— Articolo —
━━━━
Un plauso quindi all’amico giornalista Maurizio Valeriani, direttore del sito vinodabere.it, promotore di una guida on line dei vini isolani, romano per caso, certamente sardo nell’anima, per aver finalmente organizzato a Roma un evento (termine spesso abusato, ma non in questo caso!). Cooperative, cantine piccole e grandi, viticoltori “garagisti” si sono uniti al di là dei campanili e delle (eventuali) invidie personali per promuovere la causa del vino sardo: una volta tanto non l’un contro l’altro armati, bensì alla ricerca di un riconoscimento da parte del pubblico, e anche da parte di loro stessi; un riconoscimento quanto meno doveroso, stante la qualità diffusa che abbiamo avuto l’opportunità di degustare.
━━━━
— Consegne dell'esercizio —
(a) Modifica il tratto dell'articolo sul vino sardo che va da "Un plauso quindi" fino a "l’opportunità di degustare.", sostituendo "degustare" con "assaggiare".
(b) Riporta sotto forma di elenco numerato il tratto dei record che va dall'inizio fino alla riga che contiene "Text: HN: HN <box>112 207 125 217</box>", compresa, tralasciando le righe vuote.
━━━━
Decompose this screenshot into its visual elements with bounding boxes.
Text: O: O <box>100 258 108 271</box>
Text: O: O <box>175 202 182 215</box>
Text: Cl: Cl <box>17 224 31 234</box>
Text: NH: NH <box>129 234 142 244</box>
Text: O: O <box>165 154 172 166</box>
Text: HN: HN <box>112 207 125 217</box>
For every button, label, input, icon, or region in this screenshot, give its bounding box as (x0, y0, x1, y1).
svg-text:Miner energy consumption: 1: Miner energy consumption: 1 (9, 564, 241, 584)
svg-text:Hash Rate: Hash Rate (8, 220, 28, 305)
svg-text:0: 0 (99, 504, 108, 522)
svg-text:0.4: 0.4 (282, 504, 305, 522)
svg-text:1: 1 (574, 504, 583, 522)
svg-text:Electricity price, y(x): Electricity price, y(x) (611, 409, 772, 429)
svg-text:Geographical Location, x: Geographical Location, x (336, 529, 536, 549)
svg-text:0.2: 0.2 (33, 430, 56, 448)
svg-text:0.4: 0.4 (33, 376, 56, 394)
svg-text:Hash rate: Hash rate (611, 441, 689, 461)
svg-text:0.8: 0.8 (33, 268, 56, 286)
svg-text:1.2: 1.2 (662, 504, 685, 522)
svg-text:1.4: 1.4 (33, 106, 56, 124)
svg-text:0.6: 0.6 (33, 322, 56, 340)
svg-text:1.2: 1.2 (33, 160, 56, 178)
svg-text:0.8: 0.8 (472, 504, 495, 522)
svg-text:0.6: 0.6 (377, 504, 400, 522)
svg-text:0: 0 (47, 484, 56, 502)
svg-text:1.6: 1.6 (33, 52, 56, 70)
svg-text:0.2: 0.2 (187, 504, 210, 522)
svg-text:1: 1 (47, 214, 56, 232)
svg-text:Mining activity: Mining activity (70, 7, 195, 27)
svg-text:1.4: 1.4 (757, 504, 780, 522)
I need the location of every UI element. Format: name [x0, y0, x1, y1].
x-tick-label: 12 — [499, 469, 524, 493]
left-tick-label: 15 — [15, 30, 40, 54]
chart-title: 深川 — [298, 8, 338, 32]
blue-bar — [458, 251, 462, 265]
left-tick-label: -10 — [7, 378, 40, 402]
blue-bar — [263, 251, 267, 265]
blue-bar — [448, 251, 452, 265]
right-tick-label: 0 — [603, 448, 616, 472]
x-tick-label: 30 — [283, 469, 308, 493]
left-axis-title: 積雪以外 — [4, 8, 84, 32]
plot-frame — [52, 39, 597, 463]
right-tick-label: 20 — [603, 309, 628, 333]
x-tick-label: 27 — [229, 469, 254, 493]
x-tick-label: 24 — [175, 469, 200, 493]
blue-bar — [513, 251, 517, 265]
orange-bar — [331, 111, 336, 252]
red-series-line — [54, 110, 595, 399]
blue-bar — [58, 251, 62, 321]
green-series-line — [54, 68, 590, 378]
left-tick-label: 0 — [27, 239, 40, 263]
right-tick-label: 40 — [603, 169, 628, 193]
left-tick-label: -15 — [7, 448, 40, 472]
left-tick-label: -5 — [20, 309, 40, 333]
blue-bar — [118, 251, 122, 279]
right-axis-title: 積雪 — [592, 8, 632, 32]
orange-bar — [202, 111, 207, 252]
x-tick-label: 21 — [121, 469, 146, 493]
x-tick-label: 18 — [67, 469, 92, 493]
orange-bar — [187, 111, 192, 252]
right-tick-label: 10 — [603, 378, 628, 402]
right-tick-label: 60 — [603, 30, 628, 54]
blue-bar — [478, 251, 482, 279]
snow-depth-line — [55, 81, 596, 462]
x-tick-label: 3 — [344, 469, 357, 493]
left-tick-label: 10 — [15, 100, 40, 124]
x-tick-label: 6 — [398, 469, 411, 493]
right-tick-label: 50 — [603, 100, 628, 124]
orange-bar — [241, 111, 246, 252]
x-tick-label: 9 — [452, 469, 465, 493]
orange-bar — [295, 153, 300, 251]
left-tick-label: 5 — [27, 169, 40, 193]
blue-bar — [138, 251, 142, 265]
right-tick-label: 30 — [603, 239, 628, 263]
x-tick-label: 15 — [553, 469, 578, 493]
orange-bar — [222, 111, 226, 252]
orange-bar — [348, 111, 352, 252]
━━━━
— Risposte finali —
(a)
Un plauso quindi all’amico giornalista Maurizio Valeriani, direttore del sito vinodabere.it, promotore di una guida on line dei vini isolani, romano per caso, certamente sardo nell’anima, per aver finalmente organizzato a Roma un evento (termine spesso abusato, ma non in questo caso!). Cooperative, cantine piccole e grandi, viticoltori “garagisti” si sono uniti al di là dei campanili e delle (eventuali) invidie personali per promuovere la causa del vino sardo: una volta tanto non l’un contro l’altro armati, bensì alla ricerca di un riconoscimento da parte del pubblico, e anche da parte di loro stessi; un riconoscimento quanto meno doveroso, stante la qualità diffusa che abbiamo avuto l’opportunità di assaggiare.

(b)
1. Decompose this screenshot into its visual elements with bounding boxes.
2. Text: O: O <box>100 258 108 271</box>
3. Text: O: O <box>175 202 182 215</box>
4. Text: Cl: Cl <box>17 224 31 234</box>
5. Text: NH: NH <box>129 234 142 244</box>
6. Text: O: O <box>165 154 172 166</box>
7. Text: HN: HN <box>112 207 125 217</box>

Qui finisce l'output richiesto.